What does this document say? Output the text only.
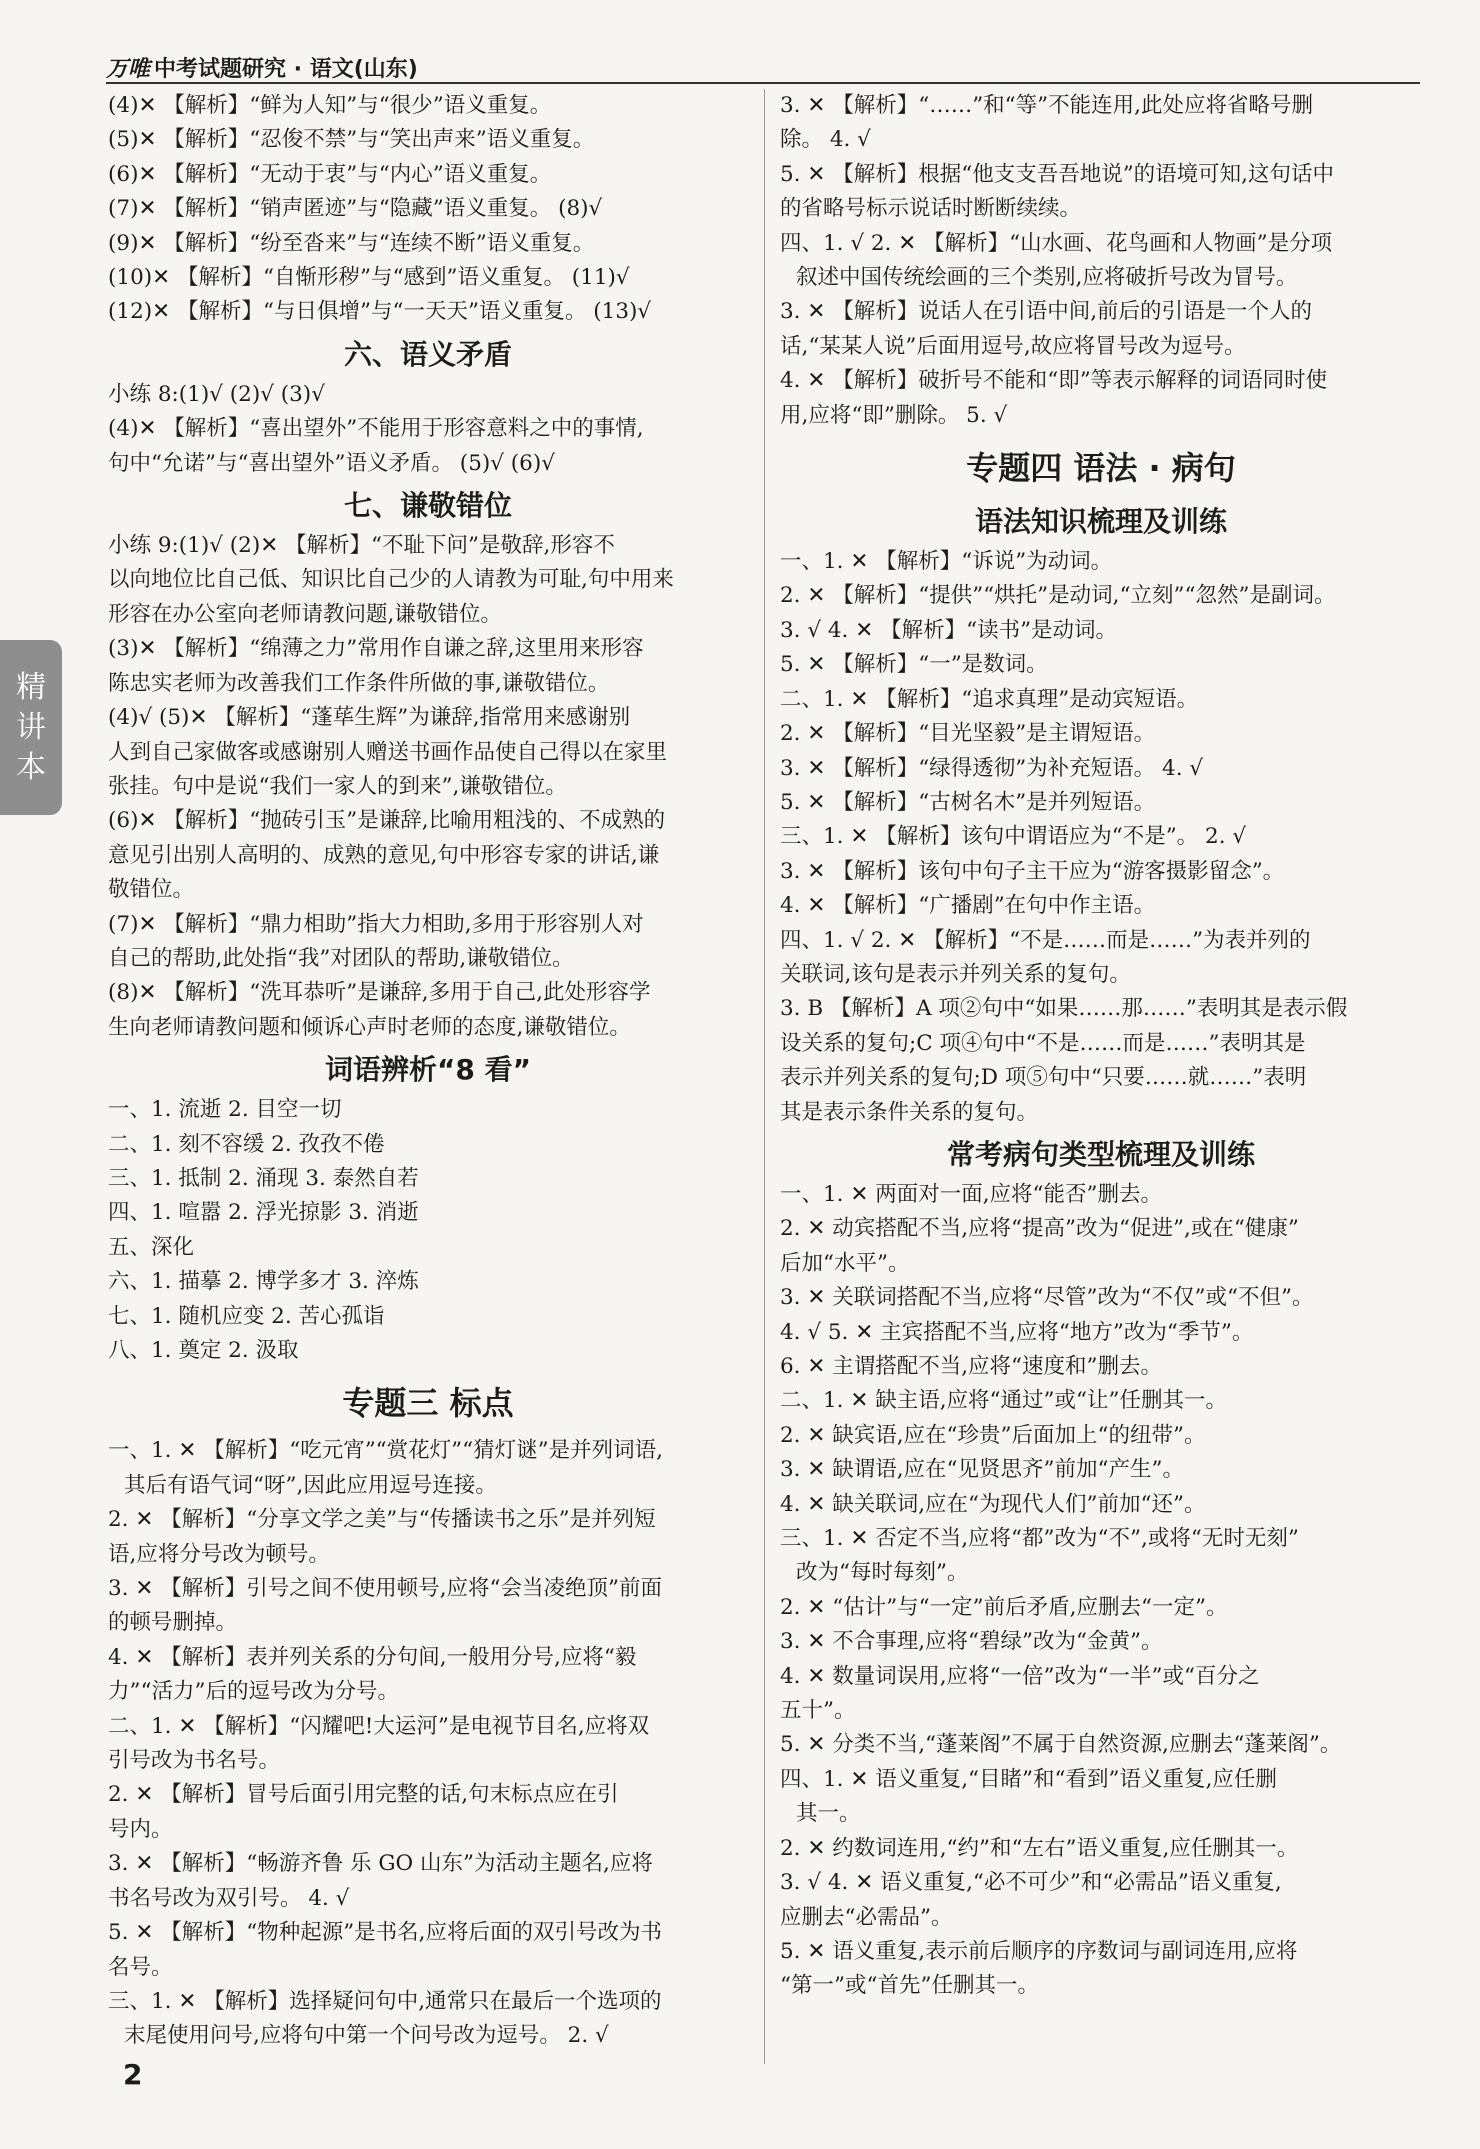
万唯 中考试题研究 · 语文(山东)
精
讲
本
(4)✕ 【解析】“鲜为人知”与“很少”语义重复。
(5)✕ 【解析】“忍俊不禁”与“笑出声来”语义重复。
(6)✕ 【解析】“无动于衷”与“内心”语义重复。
(7)✕ 【解析】“销声匿迹”与“隐藏”语义重复。 (8)√
(9)✕ 【解析】“纷至沓来”与“连续不断”语义重复。
(10)✕ 【解析】“自惭形秽”与“感到”语义重复。 (11)√
(12)✕ 【解析】“与日俱增”与“一天天”语义重复。 (13)√
六、语义矛盾
小练 8:(1)√ (2)√ (3)√
(4)✕ 【解析】“喜出望外”不能用于形容意料之中的事情,
句中“允诺”与“喜出望外”语义矛盾。 (5)√ (6)√
七、谦敬错位
小练 9:(1)√ (2)✕ 【解析】“不耻下问”是敬辞,形容不
以向地位比自己低、知识比自己少的人请教为可耻,句中用来
形容在办公室向老师请教问题,谦敬错位。
(3)✕ 【解析】“绵薄之力”常用作自谦之辞,这里用来形容
陈忠实老师为改善我们工作条件所做的事,谦敬错位。
(4)√ (5)✕ 【解析】“蓬荜生辉”为谦辞,指常用来感谢别
人到自己家做客或感谢别人赠送书画作品使自己得以在家里
张挂。句中是说“我们一家人的到来”,谦敬错位。
(6)✕ 【解析】“抛砖引玉”是谦辞,比喻用粗浅的、不成熟的
意见引出别人高明的、成熟的意见,句中形容专家的讲话,谦
敬错位。
(7)✕ 【解析】“鼎力相助”指大力相助,多用于形容别人对
自己的帮助,此处指“我”对团队的帮助,谦敬错位。
(8)✕ 【解析】“洗耳恭听”是谦辞,多用于自己,此处形容学
生向老师请教问题和倾诉心声时老师的态度,谦敬错位。
词语辨析“8 看”
一、1. 流逝 2. 目空一切
二、1. 刻不容缓 2. 孜孜不倦
三、1. 抵制 2. 涌现 3. 泰然自若
四、1. 喧嚣 2. 浮光掠影 3. 消逝
五、深化
六、1. 描摹 2. 博学多才 3. 淬炼
七、1. 随机应变 2. 苦心孤诣
八、1. 奠定 2. 汲取
专题三 标点
一、1. ✕ 【解析】“吃元宵”“赏花灯”“猜灯谜”是并列词语,
其后有语气词“呀”,因此应用逗号连接。
2. ✕ 【解析】“分享文学之美”与“传播读书之乐”是并列短
语,应将分号改为顿号。
3. ✕ 【解析】引号之间不使用顿号,应将“会当凌绝顶”前面
的顿号删掉。
4. ✕ 【解析】表并列关系的分句间,一般用分号,应将“毅
力”“活力”后的逗号改为分号。
二、1. ✕ 【解析】“闪耀吧!大运河”是电视节目名,应将双
引号改为书名号。
2. ✕ 【解析】冒号后面引用完整的话,句末标点应在引
号内。
3. ✕ 【解析】“畅游齐鲁 乐 GO 山东”为活动主题名,应将
书名号改为双引号。 4. √
5. ✕ 【解析】“物种起源”是书名,应将后面的双引号改为书
名号。
三、1. ✕ 【解析】选择疑问句中,通常只在最后一个选项的
末尾使用问号,应将句中第一个问号改为逗号。 2. √
3. ✕ 【解析】“……”和“等”不能连用,此处应将省略号删
除。 4. √
5. ✕ 【解析】根据“他支支吾吾地说”的语境可知,这句话中
的省略号标示说话时断断续续。
四、1. √ 2. ✕ 【解析】“山水画、花鸟画和人物画”是分项
叙述中国传统绘画的三个类别,应将破折号改为冒号。
3. ✕ 【解析】说话人在引语中间,前后的引语是一个人的
话,“某某人说”后面用逗号,故应将冒号改为逗号。
4. ✕ 【解析】破折号不能和“即”等表示解释的词语同时使
用,应将“即”删除。 5. √
专题四 语法 · 病句
语法知识梳理及训练
一、1. ✕ 【解析】“诉说”为动词。
2. ✕ 【解析】“提供”“烘托”是动词,“立刻”“忽然”是副词。
3. √ 4. ✕ 【解析】“读书”是动词。
5. ✕ 【解析】“一”是数词。
二、1. ✕ 【解析】“追求真理”是动宾短语。
2. ✕ 【解析】“目光坚毅”是主谓短语。
3. ✕ 【解析】“绿得透彻”为补充短语。 4. √
5. ✕ 【解析】“古树名木”是并列短语。
三、1. ✕ 【解析】该句中谓语应为“不是”。 2. √
3. ✕ 【解析】该句中句子主干应为“游客摄影留念”。
4. ✕ 【解析】“广播剧”在句中作主语。
四、1. √ 2. ✕ 【解析】“不是……而是……”为表并列的
关联词,该句是表示并列关系的复句。
3. B 【解析】A 项②句中“如果……那……”表明其是表示假
设关系的复句;C 项④句中“不是……而是……”表明其是
表示并列关系的复句;D 项⑤句中“只要……就……”表明
其是表示条件关系的复句。
常考病句类型梳理及训练
一、1. ✕ 两面对一面,应将“能否”删去。
2. ✕ 动宾搭配不当,应将“提高”改为“促进”,或在“健康”
后加“水平”。
3. ✕ 关联词搭配不当,应将“尽管”改为“不仅”或“不但”。
4. √ 5. ✕ 主宾搭配不当,应将“地方”改为“季节”。
6. ✕ 主谓搭配不当,应将“速度和”删去。
二、1. ✕ 缺主语,应将“通过”或“让”任删其一。
2. ✕ 缺宾语,应在“珍贵”后面加上“的纽带”。
3. ✕ 缺谓语,应在“见贤思齐”前加“产生”。
4. ✕ 缺关联词,应在“为现代人们”前加“还”。
三、1. ✕ 否定不当,应将“都”改为“不”,或将“无时无刻”
改为“每时每刻”。
2. ✕ “估计”与“一定”前后矛盾,应删去“一定”。
3. ✕ 不合事理,应将“碧绿”改为“金黄”。
4. ✕ 数量词误用,应将“一倍”改为“一半”或“百分之
五十”。
5. ✕ 分类不当,“蓬莱阁”不属于自然资源,应删去“蓬莱阁”。
四、1. ✕ 语义重复,“目睹”和“看到”语义重复,应任删
其一。
2. ✕ 约数词连用,“约”和“左右”语义重复,应任删其一。
3. √ 4. ✕ 语义重复,“必不可少”和“必需品”语义重复,
应删去“必需品”。
5. ✕ 语义重复,表示前后顺序的序数词与副词连用,应将
“第一”或“首先”任删其一。
2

☆ ☆ ☆ ☆

Written instruction: Copy each line above where the string "语义重复" occurs.

Answer in full:
(4)✕ 【解析】“鲜为人知”与“很少”语义重复。
(5)✕ 【解析】“忍俊不禁”与“笑出声来”语义重复。
(6)✕ 【解析】“无动于衷”与“内心”语义重复。
(7)✕ 【解析】“销声匿迹”与“隐藏”语义重复。 (8)√
(9)✕ 【解析】“纷至沓来”与“连续不断”语义重复。
(10)✕ 【解析】“自惭形秽”与“感到”语义重复。 (11)√
(12)✕ 【解析】“与日俱增”与“一天天”语义重复。 (13)√
四、1. ✕ 语义重复,“目睹”和“看到”语义重复,应任删
2. ✕ 约数词连用,“约”和“左右”语义重复,应任删其一。
3. √ 4. ✕ 语义重复,“必不可少”和“必需品”语义重复,
5. ✕ 语义重复,表示前后顺序的序数词与副词连用,应将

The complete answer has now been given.